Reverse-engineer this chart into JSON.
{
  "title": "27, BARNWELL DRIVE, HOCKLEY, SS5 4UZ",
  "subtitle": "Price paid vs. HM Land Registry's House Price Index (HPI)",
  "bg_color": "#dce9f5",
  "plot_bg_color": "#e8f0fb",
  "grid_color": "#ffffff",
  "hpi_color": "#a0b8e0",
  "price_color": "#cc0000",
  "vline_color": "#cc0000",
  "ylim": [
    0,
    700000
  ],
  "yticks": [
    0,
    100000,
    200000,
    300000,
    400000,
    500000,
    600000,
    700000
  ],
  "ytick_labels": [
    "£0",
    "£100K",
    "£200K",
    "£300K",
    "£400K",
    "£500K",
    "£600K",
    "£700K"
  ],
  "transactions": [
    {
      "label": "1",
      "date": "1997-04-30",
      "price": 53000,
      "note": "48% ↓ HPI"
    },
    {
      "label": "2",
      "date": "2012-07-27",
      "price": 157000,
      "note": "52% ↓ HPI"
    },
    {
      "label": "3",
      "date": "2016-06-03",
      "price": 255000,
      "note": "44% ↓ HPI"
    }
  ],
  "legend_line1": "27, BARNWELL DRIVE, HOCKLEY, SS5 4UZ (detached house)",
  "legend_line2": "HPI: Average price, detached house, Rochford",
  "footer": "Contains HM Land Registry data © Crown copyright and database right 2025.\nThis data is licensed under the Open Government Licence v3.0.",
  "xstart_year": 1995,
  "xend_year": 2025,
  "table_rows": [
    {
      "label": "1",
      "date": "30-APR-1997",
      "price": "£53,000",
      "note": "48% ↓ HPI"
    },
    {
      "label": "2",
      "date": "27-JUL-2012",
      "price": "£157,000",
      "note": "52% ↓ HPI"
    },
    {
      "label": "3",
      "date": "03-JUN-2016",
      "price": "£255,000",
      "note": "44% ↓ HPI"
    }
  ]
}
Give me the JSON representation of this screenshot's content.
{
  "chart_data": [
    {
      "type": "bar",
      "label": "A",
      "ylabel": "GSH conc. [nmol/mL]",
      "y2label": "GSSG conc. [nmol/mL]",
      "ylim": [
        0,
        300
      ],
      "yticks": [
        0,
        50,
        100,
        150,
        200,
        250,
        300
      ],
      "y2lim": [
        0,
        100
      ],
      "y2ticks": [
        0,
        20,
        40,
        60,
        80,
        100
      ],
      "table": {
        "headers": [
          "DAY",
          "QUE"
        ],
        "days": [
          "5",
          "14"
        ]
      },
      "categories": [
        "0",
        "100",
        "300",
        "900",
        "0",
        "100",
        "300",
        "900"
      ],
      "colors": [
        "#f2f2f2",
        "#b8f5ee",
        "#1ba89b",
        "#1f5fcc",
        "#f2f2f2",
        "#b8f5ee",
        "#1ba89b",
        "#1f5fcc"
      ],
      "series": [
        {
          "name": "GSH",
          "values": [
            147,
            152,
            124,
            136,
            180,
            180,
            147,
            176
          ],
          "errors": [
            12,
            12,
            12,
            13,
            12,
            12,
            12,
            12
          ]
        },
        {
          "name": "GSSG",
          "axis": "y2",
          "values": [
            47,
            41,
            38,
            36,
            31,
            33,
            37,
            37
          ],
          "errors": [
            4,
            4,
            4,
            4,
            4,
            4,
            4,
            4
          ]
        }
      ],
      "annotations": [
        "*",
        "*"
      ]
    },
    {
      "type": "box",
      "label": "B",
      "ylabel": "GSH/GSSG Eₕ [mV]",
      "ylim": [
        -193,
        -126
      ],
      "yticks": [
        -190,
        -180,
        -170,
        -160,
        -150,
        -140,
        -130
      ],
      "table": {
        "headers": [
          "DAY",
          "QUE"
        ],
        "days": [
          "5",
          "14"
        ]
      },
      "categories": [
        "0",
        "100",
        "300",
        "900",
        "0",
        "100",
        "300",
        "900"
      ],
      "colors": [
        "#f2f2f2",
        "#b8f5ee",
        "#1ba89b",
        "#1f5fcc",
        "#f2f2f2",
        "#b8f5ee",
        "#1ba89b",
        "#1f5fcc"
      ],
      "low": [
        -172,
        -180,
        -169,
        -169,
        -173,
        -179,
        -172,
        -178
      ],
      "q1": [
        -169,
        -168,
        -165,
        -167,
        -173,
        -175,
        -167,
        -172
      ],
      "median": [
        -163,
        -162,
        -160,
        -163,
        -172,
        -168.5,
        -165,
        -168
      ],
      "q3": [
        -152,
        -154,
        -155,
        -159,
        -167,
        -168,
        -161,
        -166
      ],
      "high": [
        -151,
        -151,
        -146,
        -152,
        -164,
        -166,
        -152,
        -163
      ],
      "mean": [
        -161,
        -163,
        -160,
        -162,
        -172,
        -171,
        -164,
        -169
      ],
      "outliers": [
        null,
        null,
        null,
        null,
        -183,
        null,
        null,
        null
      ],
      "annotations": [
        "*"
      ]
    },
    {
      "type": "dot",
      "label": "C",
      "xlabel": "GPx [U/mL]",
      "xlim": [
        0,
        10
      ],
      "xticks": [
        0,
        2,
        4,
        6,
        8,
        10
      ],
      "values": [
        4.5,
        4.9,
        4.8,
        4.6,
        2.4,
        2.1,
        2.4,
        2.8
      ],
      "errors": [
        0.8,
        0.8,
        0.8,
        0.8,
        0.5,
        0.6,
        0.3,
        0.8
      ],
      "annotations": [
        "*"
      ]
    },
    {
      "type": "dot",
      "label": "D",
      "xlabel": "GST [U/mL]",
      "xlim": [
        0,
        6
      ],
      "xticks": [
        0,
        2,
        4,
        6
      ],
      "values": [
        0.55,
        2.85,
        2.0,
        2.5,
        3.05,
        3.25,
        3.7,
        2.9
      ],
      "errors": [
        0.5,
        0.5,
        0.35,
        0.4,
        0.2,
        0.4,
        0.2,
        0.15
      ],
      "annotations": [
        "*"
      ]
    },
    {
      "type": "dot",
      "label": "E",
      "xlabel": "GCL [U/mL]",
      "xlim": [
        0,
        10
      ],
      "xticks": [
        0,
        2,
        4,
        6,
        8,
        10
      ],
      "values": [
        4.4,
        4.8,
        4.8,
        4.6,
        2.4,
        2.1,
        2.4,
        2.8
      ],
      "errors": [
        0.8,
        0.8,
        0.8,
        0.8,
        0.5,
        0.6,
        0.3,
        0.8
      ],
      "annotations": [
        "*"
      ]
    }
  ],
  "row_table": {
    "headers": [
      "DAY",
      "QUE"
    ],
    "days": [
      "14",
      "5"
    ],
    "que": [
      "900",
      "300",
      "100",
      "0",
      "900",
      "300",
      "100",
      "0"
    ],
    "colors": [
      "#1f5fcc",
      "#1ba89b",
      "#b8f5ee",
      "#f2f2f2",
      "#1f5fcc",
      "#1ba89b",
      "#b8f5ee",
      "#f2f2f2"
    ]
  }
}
◆ ◆ ◆ ◆ ◆
# SET PROBLEM:
Word for word, write out the data.

# IN RESPONSE:
Reverse-engineer this chart into JSON.
{
  "title": "27, BARNWELL DRIVE, HOCKLEY, SS5 4UZ",
  "subtitle": "Price paid vs. HM Land Registry's House Price Index (HPI)",
  "bg_color": "#dce9f5",
  "plot_bg_color": "#e8f0fb",
  "grid_color": "#ffffff",
  "hpi_color": "#a0b8e0",
  "price_color": "#cc0000",
  "vline_color": "#cc0000",
  "ylim": [
    0,
    700000
  ],
  "yticks": [
    0,
    100000,
    200000,
    300000,
    400000,
    500000,
    600000,
    700000
  ],
  "ytick_labels": [
    "£0",
    "£100K",
    "£200K",
    "£300K",
    "£400K",
    "£500K",
    "£600K",
    "£700K"
  ],
  "transactions": [
    {
      "label": "1",
      "date": "1997-04-30",
      "price": 53000,
      "note": "48% ↓ HPI"
    },
    {
      "label": "2",
      "date": "2012-07-27",
      "price": 157000,
      "note": "52% ↓ HPI"
    },
    {
      "label": "3",
      "date": "2016-06-03",
      "price": 255000,
      "note": "44% ↓ HPI"
    }
  ],
  "legend_line1": "27, BARNWELL DRIVE, HOCKLEY, SS5 4UZ (detached house)",
  "legend_line2": "HPI: Average price, detached house, Rochford",
  "footer": "Contains HM Land Registry data © Crown copyright and database right 2025.\nThis data is licensed under the Open Government Licence v3.0.",
  "xstart_year": 1995,
  "xend_year": 2025,
  "table_rows": [
    {
      "label": "1",
      "date": "30-APR-1997",
      "price": "£53,000",
      "note": "48% ↓ HPI"
    },
    {
      "label": "2",
      "date": "27-JUL-2012",
      "price": "£157,000",
      "note": "52% ↓ HPI"
    },
    {
      "label": "3",
      "date": "03-JUN-2016",
      "price": "£255,000",
      "note": "44% ↓ HPI"
    }
  ]
}
Give me the JSON representation of this screenshot's content.
{
  "chart_data": [
    {
      "type": "bar",
      "label": "A",
      "ylabel": "GSH conc. [nmol/mL]",
      "y2label": "GSSG conc. [nmol/mL]",
      "ylim": [
        0,
        300
      ],
      "yticks": [
        0,
        50,
        100,
        150,
        200,
        250,
        300
      ],
      "y2lim": [
        0,
        100
      ],
      "y2ticks": [
        0,
        20,
        40,
        60,
        80,
        100
      ],
      "table": {
        "headers": [
          "DAY",
          "QUE"
        ],
        "days": [
          "5",
          "14"
        ]
      },
      "categories": [
        "0",
        "100",
        "300",
        "900",
        "0",
        "100",
        "300",
        "900"
      ],
      "colors": [
        "#f2f2f2",
        "#b8f5ee",
        "#1ba89b",
        "#1f5fcc",
        "#f2f2f2",
        "#b8f5ee",
        "#1ba89b",
        "#1f5fcc"
      ],
      "series": [
        {
          "name": "GSH",
          "values": [
            147,
            152,
            124,
            136,
            180,
            180,
            147,
            176
          ],
          "errors": [
            12,
            12,
            12,
            13,
            12,
            12,
            12,
            12
          ]
        },
        {
          "name": "GSSG",
          "axis": "y2",
          "values": [
            47,
            41,
            38,
            36,
            31,
            33,
            37,
            37
          ],
          "errors": [
            4,
            4,
            4,
            4,
            4,
            4,
            4,
            4
          ]
        }
      ],
      "annotations": [
        "*",
        "*"
      ]
    },
    {
      "type": "box",
      "label": "B",
      "ylabel": "GSH/GSSG Eₕ [mV]",
      "ylim": [
        -193,
        -126
      ],
      "yticks": [
        -190,
        -180,
        -170,
        -160,
        -150,
        -140,
        -130
      ],
      "table": {
        "headers": [
          "DAY",
          "QUE"
        ],
        "days": [
          "5",
          "14"
        ]
      },
      "categories": [
        "0",
        "100",
        "300",
        "900",
        "0",
        "100",
        "300",
        "900"
      ],
      "colors": [
        "#f2f2f2",
        "#b8f5ee",
        "#1ba89b",
        "#1f5fcc",
        "#f2f2f2",
        "#b8f5ee",
        "#1ba89b",
        "#1f5fcc"
      ],
      "low": [
        -172,
        -180,
        -169,
        -169,
        -173,
        -179,
        -172,
        -178
      ],
      "q1": [
        -169,
        -168,
        -165,
        -167,
        -173,
        -175,
        -167,
        -172
      ],
      "median": [
        -163,
        -162,
        -160,
        -163,
        -172,
        -168.5,
        -165,
        -168
      ],
      "q3": [
        -152,
        -154,
        -155,
        -159,
        -167,
        -168,
        -161,
        -166
      ],
      "high": [
        -151,
        -151,
        -146,
        -152,
        -164,
        -166,
        -152,
        -163
      ],
      "mean": [
        -161,
        -163,
        -160,
        -162,
        -172,
        -171,
        -164,
        -169
      ],
      "outliers": [
        null,
        null,
        null,
        null,
        -183,
        null,
        null,
        null
      ],
      "annotations": [
        "*"
      ]
    },
    {
      "type": "dot",
      "label": "C",
      "xlabel": "GPx [U/mL]",
      "xlim": [
        0,
        10
      ],
      "xticks": [
        0,
        2,
        4,
        6,
        8,
        10
      ],
      "values": [
        4.5,
        4.9,
        4.8,
        4.6,
        2.4,
        2.1,
        2.4,
        2.8
      ],
      "errors": [
        0.8,
        0.8,
        0.8,
        0.8,
        0.5,
        0.6,
        0.3,
        0.8
      ],
      "annotations": [
        "*"
      ]
    },
    {
      "type": "dot",
      "label": "D",
      "xlabel": "GST [U/mL]",
      "xlim": [
        0,
        6
      ],
      "xticks": [
        0,
        2,
        4,
        6
      ],
      "values": [
        0.55,
        2.85,
        2.0,
        2.5,
        3.05,
        3.25,
        3.7,
        2.9
      ],
      "errors": [
        0.5,
        0.5,
        0.35,
        0.4,
        0.2,
        0.4,
        0.2,
        0.15
      ],
      "annotations": [
        "*"
      ]
    },
    {
      "type": "dot",
      "label": "E",
      "xlabel": "GCL [U/mL]",
      "xlim": [
        0,
        10
      ],
      "xticks": [
        0,
        2,
        4,
        6,
        8,
        10
      ],
      "values": [
        4.4,
        4.8,
        4.8,
        4.6,
        2.4,
        2.1,
        2.4,
        2.8
      ],
      "errors": [
        0.8,
        0.8,
        0.8,
        0.8,
        0.5,
        0.6,
        0.3,
        0.8
      ],
      "annotations": [
        "*"
      ]
    }
  ],
  "row_table": {
    "headers": [
      "DAY",
      "QUE"
    ],
    "days": [
      "14",
      "5"
    ],
    "que": [
      "900",
      "300",
      "100",
      "0",
      "900",
      "300",
      "100",
      "0"
    ],
    "colors": [
      "#1f5fcc",
      "#1ba89b",
      "#b8f5ee",
      "#f2f2f2",
      "#1f5fcc",
      "#1ba89b",
      "#b8f5ee",
      "#f2f2f2"
    ]
  }
}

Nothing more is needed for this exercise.